-- Data records start --
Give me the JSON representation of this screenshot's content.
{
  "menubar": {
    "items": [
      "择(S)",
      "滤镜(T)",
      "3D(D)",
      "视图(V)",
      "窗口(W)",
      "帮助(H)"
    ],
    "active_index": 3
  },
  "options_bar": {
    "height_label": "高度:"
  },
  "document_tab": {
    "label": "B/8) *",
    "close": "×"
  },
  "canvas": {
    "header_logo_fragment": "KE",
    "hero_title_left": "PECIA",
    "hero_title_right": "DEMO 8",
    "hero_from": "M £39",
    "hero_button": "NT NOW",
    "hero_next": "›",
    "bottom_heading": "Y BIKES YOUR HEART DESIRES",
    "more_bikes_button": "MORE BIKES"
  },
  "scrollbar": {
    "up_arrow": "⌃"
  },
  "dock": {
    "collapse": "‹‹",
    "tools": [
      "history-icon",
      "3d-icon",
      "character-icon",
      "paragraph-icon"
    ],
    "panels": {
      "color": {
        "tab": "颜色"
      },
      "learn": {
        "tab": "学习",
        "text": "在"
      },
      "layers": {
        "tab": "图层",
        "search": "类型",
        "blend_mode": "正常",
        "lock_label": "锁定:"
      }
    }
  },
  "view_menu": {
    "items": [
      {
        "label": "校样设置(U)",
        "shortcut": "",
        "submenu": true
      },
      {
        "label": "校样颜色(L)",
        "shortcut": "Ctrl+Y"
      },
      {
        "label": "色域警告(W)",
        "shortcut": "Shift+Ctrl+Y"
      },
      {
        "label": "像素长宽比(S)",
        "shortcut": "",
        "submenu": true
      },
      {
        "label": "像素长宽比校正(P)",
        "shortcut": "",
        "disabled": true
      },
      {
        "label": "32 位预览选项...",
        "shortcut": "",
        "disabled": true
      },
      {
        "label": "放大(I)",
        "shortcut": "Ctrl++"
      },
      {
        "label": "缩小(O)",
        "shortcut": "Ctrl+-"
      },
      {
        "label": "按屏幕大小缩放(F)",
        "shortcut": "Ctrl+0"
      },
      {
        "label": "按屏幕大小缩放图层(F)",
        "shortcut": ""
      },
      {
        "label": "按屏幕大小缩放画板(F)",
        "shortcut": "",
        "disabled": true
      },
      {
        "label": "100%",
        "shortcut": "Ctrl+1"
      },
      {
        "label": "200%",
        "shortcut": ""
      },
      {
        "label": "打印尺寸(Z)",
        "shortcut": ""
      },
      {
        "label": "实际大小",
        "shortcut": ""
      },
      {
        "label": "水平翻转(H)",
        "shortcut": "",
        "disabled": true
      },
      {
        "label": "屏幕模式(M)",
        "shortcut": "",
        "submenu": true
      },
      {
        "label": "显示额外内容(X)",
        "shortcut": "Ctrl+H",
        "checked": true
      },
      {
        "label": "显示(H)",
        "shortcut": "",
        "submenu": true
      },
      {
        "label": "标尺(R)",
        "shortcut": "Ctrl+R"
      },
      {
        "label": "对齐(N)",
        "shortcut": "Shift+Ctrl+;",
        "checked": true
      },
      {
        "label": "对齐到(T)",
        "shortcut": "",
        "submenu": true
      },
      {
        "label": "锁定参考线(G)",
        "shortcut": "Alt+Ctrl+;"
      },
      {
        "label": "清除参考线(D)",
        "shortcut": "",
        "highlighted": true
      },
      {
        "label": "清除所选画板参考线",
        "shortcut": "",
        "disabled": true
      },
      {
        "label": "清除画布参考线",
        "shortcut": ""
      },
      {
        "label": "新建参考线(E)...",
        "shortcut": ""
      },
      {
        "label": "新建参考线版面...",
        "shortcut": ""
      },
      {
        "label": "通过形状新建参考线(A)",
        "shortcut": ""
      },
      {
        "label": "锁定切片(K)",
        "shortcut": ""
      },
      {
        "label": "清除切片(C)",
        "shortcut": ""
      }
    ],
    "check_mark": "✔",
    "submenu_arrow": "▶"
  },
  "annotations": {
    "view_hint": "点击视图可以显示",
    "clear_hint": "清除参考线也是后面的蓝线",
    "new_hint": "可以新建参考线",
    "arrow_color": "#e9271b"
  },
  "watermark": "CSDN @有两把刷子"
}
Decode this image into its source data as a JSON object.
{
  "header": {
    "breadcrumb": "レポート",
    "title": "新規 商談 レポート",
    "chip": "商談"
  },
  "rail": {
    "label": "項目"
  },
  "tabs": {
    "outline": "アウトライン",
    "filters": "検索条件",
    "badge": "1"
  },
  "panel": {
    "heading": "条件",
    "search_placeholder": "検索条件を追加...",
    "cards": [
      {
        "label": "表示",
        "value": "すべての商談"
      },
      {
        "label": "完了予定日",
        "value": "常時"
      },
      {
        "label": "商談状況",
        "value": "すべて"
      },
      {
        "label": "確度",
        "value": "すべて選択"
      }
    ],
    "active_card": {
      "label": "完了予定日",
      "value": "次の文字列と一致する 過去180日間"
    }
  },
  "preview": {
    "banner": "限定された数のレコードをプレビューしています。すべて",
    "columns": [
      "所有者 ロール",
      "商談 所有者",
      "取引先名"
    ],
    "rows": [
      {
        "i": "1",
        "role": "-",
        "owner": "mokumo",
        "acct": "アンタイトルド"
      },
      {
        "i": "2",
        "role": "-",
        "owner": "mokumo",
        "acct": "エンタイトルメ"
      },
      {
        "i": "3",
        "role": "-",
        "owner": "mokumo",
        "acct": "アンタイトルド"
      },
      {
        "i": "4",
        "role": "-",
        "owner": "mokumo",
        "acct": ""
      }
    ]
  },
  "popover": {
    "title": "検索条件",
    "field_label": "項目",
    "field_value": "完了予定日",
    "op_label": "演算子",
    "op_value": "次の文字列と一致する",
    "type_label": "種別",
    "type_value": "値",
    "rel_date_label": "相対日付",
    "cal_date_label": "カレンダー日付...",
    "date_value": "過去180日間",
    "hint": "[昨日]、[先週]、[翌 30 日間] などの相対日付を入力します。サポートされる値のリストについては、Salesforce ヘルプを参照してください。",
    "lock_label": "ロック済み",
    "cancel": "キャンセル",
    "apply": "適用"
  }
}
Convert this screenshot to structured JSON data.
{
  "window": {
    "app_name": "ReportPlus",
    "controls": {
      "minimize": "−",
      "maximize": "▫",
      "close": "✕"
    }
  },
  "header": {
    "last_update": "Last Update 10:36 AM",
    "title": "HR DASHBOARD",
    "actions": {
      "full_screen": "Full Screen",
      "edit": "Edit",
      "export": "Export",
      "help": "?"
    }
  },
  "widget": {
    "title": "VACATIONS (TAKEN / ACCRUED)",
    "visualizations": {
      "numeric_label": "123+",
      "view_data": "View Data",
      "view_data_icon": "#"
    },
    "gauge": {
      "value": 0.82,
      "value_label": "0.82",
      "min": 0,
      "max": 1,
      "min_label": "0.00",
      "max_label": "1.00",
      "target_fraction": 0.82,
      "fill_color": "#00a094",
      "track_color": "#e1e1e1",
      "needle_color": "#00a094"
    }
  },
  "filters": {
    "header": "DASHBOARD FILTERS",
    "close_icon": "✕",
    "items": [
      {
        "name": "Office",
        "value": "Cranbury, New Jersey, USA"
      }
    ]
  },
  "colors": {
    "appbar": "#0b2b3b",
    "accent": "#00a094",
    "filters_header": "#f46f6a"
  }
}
-- Data records end --
State the number of lines in the records that include "Shift", and write nothing else.

[Response to the task]: 2